• **Short problem**:
Format every line of the records below as a Markdown table with two columns, Row and Line, putting each line's number in Row and its text in Line. Leave out the blank lines.

[Stored entries]
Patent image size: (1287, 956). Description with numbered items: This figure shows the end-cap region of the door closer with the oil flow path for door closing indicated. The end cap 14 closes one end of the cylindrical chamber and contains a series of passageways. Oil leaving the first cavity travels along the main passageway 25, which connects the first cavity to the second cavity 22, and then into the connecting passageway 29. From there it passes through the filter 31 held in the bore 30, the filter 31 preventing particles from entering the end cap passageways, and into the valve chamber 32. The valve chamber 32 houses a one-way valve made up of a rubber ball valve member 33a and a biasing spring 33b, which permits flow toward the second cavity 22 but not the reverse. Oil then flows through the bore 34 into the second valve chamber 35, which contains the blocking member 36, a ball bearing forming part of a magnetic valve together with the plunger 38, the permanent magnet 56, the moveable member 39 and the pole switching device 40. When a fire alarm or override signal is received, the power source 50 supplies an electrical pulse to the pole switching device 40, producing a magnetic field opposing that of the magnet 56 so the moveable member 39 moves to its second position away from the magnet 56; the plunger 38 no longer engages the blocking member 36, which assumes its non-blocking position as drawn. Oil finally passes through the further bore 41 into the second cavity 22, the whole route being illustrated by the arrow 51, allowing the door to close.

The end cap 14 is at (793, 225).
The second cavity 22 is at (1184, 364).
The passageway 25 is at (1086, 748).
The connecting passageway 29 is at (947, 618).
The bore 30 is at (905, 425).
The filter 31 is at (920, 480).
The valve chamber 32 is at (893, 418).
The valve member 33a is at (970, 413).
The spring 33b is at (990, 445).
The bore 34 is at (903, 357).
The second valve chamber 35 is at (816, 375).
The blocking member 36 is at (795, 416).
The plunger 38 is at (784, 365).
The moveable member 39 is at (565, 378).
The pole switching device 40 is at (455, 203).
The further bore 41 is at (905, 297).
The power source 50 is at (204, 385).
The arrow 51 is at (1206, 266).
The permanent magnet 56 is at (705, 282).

• **Output for this exercise**:
| Row | Line |
|---|---|
| 1 | Patent image size: (1287, 956). Description with numbered items: This figure shows the end-cap region of the door closer with the oil flow path for door closing indicated. The end cap 14 closes one end of the cylindrical chamber and contains a series of passageways. Oil leaving the first cavity travels along the main passageway 25, which connects the first cavity to the second cavity 22, and then into the connecting passageway 29. From there it passes through the filter 31 held in the bore 30, the filter 31 preventing particles from entering the end cap passageways, and into the valve chamber 32. The valve chamber 32 houses a one-way valve made up of a rubber ball valve member 33a and a biasing spring 33b, which permits flow toward the second cavity 22 but not the reverse. Oil then flows through the bore 34 into the second valve chamber 35, which contains the blocking member 36, a ball bearing forming part of a magnetic valve together with the plunger 38, the permanent magnet 56, the moveable member 39 and the pole switching device 40. When a fire alarm or override signal is received, the power source 50 supplies an electrical pulse to the pole switching device 40, producing a magnetic field opposing that of the magnet 56 so the moveable member 39 moves to its second position away from the magnet 56; the plunger 38 no longer engages the blocking member 36, which assumes its non-blocking position as drawn. Oil finally passes through the further bore 41 into the second cavity 22, the whole route being illustrated by the arrow 51, allowing the door to close. |
| 2 | The end cap 14 is at (793, 225). |
| 3 | The second cavity 22 is at (1184, 364). |
| 4 | The passageway 25 is at (1086, 748). |
| 5 | The connecting passageway 29 is at (947, 618). |
| 6 | The bore 30 is at (905, 425). |
| 7 | The filter 31 is at (920, 480). |
| 8 | The valve chamber 32 is at (893, 418). |
| 9 | The valve member 33a is at (970, 413). |
| 10 | The spring 33b is at (990, 445). |
| 11 | The bore 34 is at (903, 357). |
| 12 | The second valve chamber 35 is at (816, 375). |
| 13 | The blocking member 36 is at (795, 416). |
| 14 | The plunger 38 is at (784, 365). |
| 15 | The moveable member 39 is at (565, 378). |
| 16 | The pole switching device 40 is at (455, 203). |
| 17 | The further bore 41 is at (905, 297). |
| 18 | The power source 50 is at (204, 385). |
| 19 | The arrow 51 is at (1206, 266). |
| 20 | The permanent magnet 56 is at (705, 282). |